SYSTÈME DE GESTION Complaisance ou performance


SYSTÈME DE GESTION Complaisance ou performance

Il est de plus en plus courant de voir des organisations se faire certifier relativement à leur gestion de la santé et de la sécurité. Les certifications sont variées, mais s’équivalent sensiblement.

Marc-André Ferron

Que l’on considère OHSAS 18001, CSA Z1000, ou encore des certifications correspondant à des critères de gestion internes à de grandes corporations, les éléments d’évaluations sont sensiblement les mêmes.

Toutes ces certifications vous exigeront d’identifier vos risques, gérer vos exigences légales, d’avoir une politique en matière de santé et sécurité, un programme, un plan de communication, des définitions des rôles et responsabilités, un programme d’audits internes et j’en passe.
══════
[TRAVAIL DEMANDÉ]
Extrayez du texte sur la certification en santé et sécurité le passage commençant à « Il est de plus » et se terminant à « mais s’équivalent sensiblement. ».
══════
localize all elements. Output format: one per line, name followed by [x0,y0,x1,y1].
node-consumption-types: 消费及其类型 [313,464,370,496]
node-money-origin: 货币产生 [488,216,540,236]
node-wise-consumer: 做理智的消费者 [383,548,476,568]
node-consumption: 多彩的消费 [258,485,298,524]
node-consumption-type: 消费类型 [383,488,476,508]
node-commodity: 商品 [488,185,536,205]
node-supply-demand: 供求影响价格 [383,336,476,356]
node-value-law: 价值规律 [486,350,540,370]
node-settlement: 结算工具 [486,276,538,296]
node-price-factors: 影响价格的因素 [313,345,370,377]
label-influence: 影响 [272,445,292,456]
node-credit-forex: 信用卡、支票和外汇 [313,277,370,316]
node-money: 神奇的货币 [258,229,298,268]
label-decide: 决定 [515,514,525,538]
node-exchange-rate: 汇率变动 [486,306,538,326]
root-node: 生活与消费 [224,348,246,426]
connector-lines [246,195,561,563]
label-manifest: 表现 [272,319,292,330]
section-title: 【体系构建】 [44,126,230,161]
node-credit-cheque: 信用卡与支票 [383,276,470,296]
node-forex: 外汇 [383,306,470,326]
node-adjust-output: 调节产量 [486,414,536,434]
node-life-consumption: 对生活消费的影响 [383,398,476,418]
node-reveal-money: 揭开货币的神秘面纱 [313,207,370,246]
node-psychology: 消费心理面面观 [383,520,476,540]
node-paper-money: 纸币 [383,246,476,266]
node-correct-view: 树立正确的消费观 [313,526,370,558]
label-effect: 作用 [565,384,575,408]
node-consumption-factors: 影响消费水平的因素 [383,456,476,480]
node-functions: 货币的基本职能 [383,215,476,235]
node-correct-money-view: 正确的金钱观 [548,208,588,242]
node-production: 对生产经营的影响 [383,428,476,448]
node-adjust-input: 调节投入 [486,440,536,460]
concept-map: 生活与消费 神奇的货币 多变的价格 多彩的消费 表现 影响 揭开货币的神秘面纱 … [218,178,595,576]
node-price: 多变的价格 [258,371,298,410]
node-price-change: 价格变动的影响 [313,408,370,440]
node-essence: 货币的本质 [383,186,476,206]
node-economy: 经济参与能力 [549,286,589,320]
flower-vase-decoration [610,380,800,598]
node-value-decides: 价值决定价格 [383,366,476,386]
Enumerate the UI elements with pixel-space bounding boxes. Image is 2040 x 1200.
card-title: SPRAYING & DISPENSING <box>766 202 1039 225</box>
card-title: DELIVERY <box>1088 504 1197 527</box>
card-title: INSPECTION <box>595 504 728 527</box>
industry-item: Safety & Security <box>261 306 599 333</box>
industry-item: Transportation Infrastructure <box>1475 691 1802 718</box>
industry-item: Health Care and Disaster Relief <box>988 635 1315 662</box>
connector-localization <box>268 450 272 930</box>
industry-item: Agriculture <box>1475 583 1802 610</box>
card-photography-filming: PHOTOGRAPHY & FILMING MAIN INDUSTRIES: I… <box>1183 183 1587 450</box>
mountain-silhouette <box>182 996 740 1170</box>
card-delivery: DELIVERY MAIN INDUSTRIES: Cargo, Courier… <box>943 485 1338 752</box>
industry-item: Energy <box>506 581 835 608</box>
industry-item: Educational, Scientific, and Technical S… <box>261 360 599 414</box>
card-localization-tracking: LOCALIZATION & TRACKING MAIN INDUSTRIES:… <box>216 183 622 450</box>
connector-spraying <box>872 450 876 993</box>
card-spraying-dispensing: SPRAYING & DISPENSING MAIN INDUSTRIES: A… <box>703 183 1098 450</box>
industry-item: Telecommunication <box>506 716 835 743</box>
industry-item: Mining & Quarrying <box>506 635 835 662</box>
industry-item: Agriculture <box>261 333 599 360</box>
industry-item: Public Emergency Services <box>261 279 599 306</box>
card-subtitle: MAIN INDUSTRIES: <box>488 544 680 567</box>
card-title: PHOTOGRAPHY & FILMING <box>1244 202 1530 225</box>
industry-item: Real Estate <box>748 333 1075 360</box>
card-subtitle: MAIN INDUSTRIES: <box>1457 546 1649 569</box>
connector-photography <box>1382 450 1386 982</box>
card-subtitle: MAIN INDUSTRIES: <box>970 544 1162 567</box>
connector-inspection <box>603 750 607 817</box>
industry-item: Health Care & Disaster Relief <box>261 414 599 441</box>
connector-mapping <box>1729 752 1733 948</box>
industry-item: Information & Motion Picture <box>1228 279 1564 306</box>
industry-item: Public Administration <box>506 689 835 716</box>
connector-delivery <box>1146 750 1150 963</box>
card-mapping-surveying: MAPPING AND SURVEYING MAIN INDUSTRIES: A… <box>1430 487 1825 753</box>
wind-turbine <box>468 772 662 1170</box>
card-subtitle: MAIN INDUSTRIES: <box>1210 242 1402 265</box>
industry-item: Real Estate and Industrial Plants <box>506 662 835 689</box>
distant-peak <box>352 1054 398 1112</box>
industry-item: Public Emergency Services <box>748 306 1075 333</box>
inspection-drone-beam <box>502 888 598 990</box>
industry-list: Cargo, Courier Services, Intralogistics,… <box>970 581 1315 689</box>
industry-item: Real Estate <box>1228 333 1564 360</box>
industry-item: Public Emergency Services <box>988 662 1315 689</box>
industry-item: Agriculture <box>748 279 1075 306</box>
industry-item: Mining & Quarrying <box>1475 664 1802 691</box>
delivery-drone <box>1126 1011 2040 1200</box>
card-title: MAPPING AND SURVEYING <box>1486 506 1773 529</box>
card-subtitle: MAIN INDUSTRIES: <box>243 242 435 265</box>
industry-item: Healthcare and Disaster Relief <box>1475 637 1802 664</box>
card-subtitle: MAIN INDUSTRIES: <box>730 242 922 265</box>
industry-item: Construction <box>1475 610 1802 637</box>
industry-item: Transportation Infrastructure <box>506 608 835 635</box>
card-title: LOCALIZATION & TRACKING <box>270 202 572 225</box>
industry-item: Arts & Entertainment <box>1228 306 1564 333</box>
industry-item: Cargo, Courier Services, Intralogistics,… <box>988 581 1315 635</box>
══════
[RÉPONSE]
Il est de plus en plus courant de voir des organisations se faire certifier relativement à leur gestion de la santé et de la sécurité. Les certifications sont variées, mais s’équivalent sensiblement.